§ **Task goal**:
Pick out the lines below that contain the string "Regents" and copy them all.

§ **Records to process**:
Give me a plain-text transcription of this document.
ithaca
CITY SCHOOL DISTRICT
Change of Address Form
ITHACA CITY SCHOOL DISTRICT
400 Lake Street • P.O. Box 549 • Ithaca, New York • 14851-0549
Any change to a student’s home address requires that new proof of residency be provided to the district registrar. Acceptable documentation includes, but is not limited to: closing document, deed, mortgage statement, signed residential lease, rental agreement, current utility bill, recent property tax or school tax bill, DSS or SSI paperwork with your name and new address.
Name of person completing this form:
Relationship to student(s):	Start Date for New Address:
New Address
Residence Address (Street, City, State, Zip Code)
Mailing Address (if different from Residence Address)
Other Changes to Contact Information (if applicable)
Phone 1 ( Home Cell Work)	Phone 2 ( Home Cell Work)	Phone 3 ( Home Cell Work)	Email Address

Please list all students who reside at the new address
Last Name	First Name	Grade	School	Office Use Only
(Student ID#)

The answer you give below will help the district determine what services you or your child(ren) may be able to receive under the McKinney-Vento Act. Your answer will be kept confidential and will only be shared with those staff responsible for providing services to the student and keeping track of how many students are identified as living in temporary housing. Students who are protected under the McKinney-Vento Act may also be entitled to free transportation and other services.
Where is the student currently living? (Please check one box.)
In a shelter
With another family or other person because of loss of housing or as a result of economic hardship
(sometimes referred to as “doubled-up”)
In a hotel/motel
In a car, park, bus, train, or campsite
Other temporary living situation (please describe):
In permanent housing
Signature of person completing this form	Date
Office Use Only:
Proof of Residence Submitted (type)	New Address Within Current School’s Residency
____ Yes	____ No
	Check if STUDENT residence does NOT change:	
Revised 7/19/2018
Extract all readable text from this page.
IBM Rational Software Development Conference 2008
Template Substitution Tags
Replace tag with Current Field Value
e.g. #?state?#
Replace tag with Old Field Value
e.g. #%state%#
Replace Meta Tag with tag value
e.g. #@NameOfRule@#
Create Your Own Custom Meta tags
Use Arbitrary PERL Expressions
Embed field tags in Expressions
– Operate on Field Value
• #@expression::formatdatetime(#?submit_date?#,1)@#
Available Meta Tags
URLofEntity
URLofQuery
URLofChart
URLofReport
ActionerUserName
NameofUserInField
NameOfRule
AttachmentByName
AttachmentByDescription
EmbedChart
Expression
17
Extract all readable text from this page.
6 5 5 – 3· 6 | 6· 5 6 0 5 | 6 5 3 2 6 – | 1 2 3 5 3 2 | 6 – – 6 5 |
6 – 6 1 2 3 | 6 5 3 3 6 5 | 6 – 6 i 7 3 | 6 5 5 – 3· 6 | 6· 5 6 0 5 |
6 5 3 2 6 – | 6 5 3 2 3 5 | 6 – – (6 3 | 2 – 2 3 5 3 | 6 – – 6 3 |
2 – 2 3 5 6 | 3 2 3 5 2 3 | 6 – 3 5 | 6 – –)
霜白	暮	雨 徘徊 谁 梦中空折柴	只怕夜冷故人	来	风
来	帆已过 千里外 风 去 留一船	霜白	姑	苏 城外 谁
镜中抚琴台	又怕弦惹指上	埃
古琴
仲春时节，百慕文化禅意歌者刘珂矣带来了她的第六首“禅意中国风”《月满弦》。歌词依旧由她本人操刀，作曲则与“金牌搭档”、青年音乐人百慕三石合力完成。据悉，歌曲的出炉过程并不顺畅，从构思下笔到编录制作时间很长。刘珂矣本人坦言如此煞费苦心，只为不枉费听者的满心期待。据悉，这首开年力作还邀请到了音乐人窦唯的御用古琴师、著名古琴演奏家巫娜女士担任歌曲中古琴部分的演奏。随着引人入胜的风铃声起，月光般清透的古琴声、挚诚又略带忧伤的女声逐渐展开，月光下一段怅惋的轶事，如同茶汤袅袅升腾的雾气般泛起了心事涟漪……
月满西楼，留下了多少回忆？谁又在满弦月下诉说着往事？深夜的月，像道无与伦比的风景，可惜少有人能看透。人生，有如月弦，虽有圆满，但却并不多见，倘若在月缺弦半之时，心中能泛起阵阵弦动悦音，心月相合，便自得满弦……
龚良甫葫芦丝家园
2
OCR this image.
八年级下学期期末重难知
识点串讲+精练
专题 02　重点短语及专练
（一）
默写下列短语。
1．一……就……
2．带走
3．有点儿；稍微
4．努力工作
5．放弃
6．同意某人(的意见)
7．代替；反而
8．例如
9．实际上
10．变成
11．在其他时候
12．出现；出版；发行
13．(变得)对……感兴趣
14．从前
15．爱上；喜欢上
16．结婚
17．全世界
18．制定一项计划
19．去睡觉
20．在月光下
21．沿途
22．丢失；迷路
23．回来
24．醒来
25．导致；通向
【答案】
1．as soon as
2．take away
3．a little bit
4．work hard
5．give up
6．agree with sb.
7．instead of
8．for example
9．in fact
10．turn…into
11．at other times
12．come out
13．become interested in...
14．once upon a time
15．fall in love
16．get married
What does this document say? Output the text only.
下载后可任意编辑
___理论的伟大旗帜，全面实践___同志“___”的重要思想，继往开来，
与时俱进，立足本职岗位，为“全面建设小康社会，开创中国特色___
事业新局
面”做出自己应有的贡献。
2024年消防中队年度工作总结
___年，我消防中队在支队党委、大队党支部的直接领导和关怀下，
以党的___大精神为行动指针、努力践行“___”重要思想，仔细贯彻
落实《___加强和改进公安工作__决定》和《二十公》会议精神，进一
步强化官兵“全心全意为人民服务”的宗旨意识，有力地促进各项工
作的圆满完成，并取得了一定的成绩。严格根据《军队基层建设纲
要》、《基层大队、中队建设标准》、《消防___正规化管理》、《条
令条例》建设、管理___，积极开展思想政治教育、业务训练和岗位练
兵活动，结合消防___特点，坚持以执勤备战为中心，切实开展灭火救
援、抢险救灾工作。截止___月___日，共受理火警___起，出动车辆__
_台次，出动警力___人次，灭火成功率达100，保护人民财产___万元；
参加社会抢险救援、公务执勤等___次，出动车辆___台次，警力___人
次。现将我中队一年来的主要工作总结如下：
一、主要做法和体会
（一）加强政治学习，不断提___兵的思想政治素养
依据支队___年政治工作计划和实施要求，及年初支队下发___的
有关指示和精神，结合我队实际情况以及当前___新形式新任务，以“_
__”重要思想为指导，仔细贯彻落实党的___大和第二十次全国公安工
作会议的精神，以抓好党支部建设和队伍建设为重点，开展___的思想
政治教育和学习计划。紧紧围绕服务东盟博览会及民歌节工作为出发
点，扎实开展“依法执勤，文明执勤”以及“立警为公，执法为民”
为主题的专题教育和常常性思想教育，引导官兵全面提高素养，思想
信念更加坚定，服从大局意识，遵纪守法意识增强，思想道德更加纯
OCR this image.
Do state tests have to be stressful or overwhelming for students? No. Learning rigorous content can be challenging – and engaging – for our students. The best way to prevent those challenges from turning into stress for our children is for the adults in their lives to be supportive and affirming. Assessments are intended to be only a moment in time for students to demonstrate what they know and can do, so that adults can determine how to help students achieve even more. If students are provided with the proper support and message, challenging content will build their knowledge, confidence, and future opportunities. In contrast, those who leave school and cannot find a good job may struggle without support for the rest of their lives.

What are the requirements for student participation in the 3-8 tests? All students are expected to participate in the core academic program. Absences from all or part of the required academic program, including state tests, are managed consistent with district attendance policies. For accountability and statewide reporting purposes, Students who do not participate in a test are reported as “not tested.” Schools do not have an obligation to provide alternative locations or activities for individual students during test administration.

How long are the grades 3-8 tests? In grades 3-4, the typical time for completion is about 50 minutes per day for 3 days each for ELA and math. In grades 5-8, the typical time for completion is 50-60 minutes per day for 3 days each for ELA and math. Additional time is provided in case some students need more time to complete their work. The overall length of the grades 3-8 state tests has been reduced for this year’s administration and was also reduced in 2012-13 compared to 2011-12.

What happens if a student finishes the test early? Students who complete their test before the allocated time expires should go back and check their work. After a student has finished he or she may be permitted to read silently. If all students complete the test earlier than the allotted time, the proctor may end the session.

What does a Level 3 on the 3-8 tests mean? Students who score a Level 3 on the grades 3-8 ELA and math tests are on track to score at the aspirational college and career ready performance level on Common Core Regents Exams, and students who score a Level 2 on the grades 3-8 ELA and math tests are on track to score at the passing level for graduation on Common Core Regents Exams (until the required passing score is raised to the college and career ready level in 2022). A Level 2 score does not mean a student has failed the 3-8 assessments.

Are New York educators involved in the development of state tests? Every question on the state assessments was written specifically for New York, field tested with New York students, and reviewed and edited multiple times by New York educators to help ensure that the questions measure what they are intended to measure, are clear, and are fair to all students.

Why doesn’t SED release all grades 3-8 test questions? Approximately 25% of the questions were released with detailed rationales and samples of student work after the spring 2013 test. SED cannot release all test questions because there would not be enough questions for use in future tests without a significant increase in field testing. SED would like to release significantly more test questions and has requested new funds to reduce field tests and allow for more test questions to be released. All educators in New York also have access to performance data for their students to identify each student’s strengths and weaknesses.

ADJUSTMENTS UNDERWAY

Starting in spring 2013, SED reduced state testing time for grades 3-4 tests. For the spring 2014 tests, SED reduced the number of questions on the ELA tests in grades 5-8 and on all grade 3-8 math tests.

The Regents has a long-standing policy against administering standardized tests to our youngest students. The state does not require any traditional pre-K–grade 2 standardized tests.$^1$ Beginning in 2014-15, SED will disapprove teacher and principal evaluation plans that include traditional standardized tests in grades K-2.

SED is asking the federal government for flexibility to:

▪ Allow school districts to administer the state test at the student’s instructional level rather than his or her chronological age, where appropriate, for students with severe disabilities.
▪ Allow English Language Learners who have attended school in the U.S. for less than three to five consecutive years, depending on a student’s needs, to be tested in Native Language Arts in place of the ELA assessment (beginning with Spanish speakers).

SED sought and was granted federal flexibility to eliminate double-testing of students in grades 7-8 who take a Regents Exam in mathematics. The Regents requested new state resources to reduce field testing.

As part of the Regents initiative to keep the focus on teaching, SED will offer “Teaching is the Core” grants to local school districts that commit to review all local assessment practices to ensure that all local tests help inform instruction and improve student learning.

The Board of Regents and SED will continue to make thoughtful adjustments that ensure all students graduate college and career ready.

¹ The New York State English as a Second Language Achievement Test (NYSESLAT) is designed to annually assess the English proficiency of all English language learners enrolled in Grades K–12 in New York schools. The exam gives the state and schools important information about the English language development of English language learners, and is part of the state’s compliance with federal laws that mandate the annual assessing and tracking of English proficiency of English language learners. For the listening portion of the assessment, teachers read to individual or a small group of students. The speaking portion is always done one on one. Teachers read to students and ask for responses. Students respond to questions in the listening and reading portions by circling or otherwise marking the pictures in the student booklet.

§ **Finished task**:
What does a Level 3 on the 3-8 tests mean? Students who score a Level 3 on the grades 3-8 ELA and math tests are on track to score at the aspirational college and career ready performance level on Common Core Regents Exams, and students who score a Level 2 on the grades 3-8 ELA and math tests are on track to score at the passing level for graduation on Common Core Regents Exams (until the required passing score is raised to the college and career ready level in 2022). A Level 2 score does not mean a student has failed the 3-8 assessments.
The Regents has a long-standing policy against administering standardized tests to our youngest students. The state does not require any traditional pre-K–grade 2 standardized tests.$^1$ Beginning in 2014-15, SED will disapprove teacher and principal evaluation plans that include traditional standardized tests in grades K-2.
SED sought and was granted federal flexibility to eliminate double-testing of students in grades 7-8 who take a Regents Exam in mathematics. The Regents requested new state resources to reduce field testing.
As part of the Regents initiative to keep the focus on teaching, SED will offer “Teaching is the Core” grants to local school districts that commit to review all local assessment practices to ensure that all local tests help inform instruction and improve student learning.
The Board of Regents and SED will continue to make thoughtful adjustments that ensure all students graduate college and career ready.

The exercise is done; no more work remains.